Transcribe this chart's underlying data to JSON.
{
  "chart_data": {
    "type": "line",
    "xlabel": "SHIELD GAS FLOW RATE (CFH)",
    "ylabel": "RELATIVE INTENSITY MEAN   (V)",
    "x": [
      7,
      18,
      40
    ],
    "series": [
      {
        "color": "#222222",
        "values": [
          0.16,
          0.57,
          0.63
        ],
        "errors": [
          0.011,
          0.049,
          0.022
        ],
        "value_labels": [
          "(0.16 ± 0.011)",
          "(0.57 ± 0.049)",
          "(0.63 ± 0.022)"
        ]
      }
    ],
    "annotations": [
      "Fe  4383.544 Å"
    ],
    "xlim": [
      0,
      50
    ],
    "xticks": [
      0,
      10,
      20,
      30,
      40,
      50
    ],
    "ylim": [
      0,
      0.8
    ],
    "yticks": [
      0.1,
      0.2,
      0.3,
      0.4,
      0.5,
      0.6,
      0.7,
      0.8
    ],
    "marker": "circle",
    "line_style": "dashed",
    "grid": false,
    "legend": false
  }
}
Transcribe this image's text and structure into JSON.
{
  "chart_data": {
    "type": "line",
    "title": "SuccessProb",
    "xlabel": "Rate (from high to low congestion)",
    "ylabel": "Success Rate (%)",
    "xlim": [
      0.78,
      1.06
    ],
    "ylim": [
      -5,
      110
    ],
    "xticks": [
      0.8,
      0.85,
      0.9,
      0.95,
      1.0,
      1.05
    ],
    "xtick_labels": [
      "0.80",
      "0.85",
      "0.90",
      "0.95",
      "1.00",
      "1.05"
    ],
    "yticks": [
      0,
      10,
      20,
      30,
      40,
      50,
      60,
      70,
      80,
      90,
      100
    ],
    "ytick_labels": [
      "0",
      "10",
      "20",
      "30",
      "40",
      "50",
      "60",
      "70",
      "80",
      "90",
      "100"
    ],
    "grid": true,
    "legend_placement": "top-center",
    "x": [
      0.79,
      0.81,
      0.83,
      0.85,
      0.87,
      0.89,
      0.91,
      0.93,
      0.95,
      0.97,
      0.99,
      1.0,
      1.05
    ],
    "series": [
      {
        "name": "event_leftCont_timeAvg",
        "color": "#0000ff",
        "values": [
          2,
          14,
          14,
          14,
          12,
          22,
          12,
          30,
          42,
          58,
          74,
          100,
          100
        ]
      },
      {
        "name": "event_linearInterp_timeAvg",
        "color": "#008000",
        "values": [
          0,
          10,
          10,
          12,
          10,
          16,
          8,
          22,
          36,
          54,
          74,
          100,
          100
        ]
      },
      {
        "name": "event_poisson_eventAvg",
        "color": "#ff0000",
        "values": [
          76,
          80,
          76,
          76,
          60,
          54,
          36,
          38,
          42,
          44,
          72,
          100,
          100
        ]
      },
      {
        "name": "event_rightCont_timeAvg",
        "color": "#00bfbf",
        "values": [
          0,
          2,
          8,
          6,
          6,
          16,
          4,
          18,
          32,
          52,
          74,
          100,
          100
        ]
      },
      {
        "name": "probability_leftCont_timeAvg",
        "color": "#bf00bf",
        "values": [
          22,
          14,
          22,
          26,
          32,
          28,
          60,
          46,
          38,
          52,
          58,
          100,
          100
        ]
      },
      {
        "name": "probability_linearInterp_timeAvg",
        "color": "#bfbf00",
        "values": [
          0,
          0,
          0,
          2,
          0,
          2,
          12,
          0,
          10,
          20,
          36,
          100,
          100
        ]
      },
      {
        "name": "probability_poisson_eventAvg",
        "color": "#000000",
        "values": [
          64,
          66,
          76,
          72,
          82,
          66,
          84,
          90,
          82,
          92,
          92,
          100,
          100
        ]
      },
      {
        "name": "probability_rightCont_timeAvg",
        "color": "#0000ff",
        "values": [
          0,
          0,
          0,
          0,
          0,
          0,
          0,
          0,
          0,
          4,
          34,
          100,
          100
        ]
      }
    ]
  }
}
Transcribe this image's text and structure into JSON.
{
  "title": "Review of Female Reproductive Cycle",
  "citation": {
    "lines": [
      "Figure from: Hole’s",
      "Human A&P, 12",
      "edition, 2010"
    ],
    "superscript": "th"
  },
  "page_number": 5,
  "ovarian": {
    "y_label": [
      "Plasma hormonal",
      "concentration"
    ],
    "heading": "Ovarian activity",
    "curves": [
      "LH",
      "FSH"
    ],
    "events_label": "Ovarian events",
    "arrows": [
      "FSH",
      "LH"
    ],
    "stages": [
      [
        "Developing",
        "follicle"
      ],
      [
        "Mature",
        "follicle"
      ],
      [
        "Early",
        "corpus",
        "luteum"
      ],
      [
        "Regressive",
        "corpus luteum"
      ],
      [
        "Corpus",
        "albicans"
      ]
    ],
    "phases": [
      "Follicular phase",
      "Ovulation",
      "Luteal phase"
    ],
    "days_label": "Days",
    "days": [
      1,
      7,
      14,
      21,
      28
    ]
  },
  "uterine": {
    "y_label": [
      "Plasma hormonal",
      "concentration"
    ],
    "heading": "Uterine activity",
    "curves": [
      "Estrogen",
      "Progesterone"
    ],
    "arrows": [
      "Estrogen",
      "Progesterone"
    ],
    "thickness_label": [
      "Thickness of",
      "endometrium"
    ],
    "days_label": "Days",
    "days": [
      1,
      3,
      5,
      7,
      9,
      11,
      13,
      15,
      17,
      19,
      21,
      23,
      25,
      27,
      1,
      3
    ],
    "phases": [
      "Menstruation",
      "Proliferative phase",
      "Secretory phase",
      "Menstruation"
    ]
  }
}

********

### INSTRUCTIONS TO FOLLOW
Repeat back the data above, exact to the last character.

### EXPECTED OUTPUT
Transcribe this chart's underlying data to JSON.
{
  "chart_data": {
    "type": "line",
    "xlabel": "SHIELD GAS FLOW RATE (CFH)",
    "ylabel": "RELATIVE INTENSITY MEAN   (V)",
    "x": [
      7,
      18,
      40
    ],
    "series": [
      {
        "color": "#222222",
        "values": [
          0.16,
          0.57,
          0.63
        ],
        "errors": [
          0.011,
          0.049,
          0.022
        ],
        "value_labels": [
          "(0.16 ± 0.011)",
          "(0.57 ± 0.049)",
          "(0.63 ± 0.022)"
        ]
      }
    ],
    "annotations": [
      "Fe  4383.544 Å"
    ],
    "xlim": [
      0,
      50
    ],
    "xticks": [
      0,
      10,
      20,
      30,
      40,
      50
    ],
    "ylim": [
      0,
      0.8
    ],
    "yticks": [
      0.1,
      0.2,
      0.3,
      0.4,
      0.5,
      0.6,
      0.7,
      0.8
    ],
    "marker": "circle",
    "line_style": "dashed",
    "grid": false,
    "legend": false
  }
}
Transcribe this image's text and structure into JSON.
{
  "chart_data": {
    "type": "line",
    "title": "SuccessProb",
    "xlabel": "Rate (from high to low congestion)",
    "ylabel": "Success Rate (%)",
    "xlim": [
      0.78,
      1.06
    ],
    "ylim": [
      -5,
      110
    ],
    "xticks": [
      0.8,
      0.85,
      0.9,
      0.95,
      1.0,
      1.05
    ],
    "xtick_labels": [
      "0.80",
      "0.85",
      "0.90",
      "0.95",
      "1.00",
      "1.05"
    ],
    "yticks": [
      0,
      10,
      20,
      30,
      40,
      50,
      60,
      70,
      80,
      90,
      100
    ],
    "ytick_labels": [
      "0",
      "10",
      "20",
      "30",
      "40",
      "50",
      "60",
      "70",
      "80",
      "90",
      "100"
    ],
    "grid": true,
    "legend_placement": "top-center",
    "x": [
      0.79,
      0.81,
      0.83,
      0.85,
      0.87,
      0.89,
      0.91,
      0.93,
      0.95,
      0.97,
      0.99,
      1.0,
      1.05
    ],
    "series": [
      {
        "name": "event_leftCont_timeAvg",
        "color": "#0000ff",
        "values": [
          2,
          14,
          14,
          14,
          12,
          22,
          12,
          30,
          42,
          58,
          74,
          100,
          100
        ]
      },
      {
        "name": "event_linearInterp_timeAvg",
        "color": "#008000",
        "values": [
          0,
          10,
          10,
          12,
          10,
          16,
          8,
          22,
          36,
          54,
          74,
          100,
          100
        ]
      },
      {
        "name": "event_poisson_eventAvg",
        "color": "#ff0000",
        "values": [
          76,
          80,
          76,
          76,
          60,
          54,
          36,
          38,
          42,
          44,
          72,
          100,
          100
        ]
      },
      {
        "name": "event_rightCont_timeAvg",
        "color": "#00bfbf",
        "values": [
          0,
          2,
          8,
          6,
          6,
          16,
          4,
          18,
          32,
          52,
          74,
          100,
          100
        ]
      },
      {
        "name": "probability_leftCont_timeAvg",
        "color": "#bf00bf",
        "values": [
          22,
          14,
          22,
          26,
          32,
          28,
          60,
          46,
          38,
          52,
          58,
          100,
          100
        ]
      },
      {
        "name": "probability_linearInterp_timeAvg",
        "color": "#bfbf00",
        "values": [
          0,
          0,
          0,
          2,
          0,
          2,
          12,
          0,
          10,
          20,
          36,
          100,
          100
        ]
      },
      {
        "name": "probability_poisson_eventAvg",
        "color": "#000000",
        "values": [
          64,
          66,
          76,
          72,
          82,
          66,
          84,
          90,
          82,
          92,
          92,
          100,
          100
        ]
      },
      {
        "name": "probability_rightCont_timeAvg",
        "color": "#0000ff",
        "values": [
          0,
          0,
          0,
          0,
          0,
          0,
          0,
          0,
          0,
          4,
          34,
          100,
          100
        ]
      }
    ]
  }
}
Transcribe this image's text and structure into JSON.
{
  "title": "Review of Female Reproductive Cycle",
  "citation": {
    "lines": [
      "Figure from: Hole’s",
      "Human A&P, 12",
      "edition, 2010"
    ],
    "superscript": "th"
  },
  "page_number": 5,
  "ovarian": {
    "y_label": [
      "Plasma hormonal",
      "concentration"
    ],
    "heading": "Ovarian activity",
    "curves": [
      "LH",
      "FSH"
    ],
    "events_label": "Ovarian events",
    "arrows": [
      "FSH",
      "LH"
    ],
    "stages": [
      [
        "Developing",
        "follicle"
      ],
      [
        "Mature",
        "follicle"
      ],
      [
        "Early",
        "corpus",
        "luteum"
      ],
      [
        "Regressive",
        "corpus luteum"
      ],
      [
        "Corpus",
        "albicans"
      ]
    ],
    "phases": [
      "Follicular phase",
      "Ovulation",
      "Luteal phase"
    ],
    "days_label": "Days",
    "days": [
      1,
      7,
      14,
      21,
      28
    ]
  },
  "uterine": {
    "y_label": [
      "Plasma hormonal",
      "concentration"
    ],
    "heading": "Uterine activity",
    "curves": [
      "Estrogen",
      "Progesterone"
    ],
    "arrows": [
      "Estrogen",
      "Progesterone"
    ],
    "thickness_label": [
      "Thickness of",
      "endometrium"
    ],
    "days_label": "Days",
    "days": [
      1,
      3,
      5,
      7,
      9,
      11,
      13,
      15,
      17,
      19,
      21,
      23,
      25,
      27,
      1,
      3
    ],
    "phases": [
      "Menstruation",
      "Proliferative phase",
      "Secretory phase",
      "Menstruation"
    ]
  }
}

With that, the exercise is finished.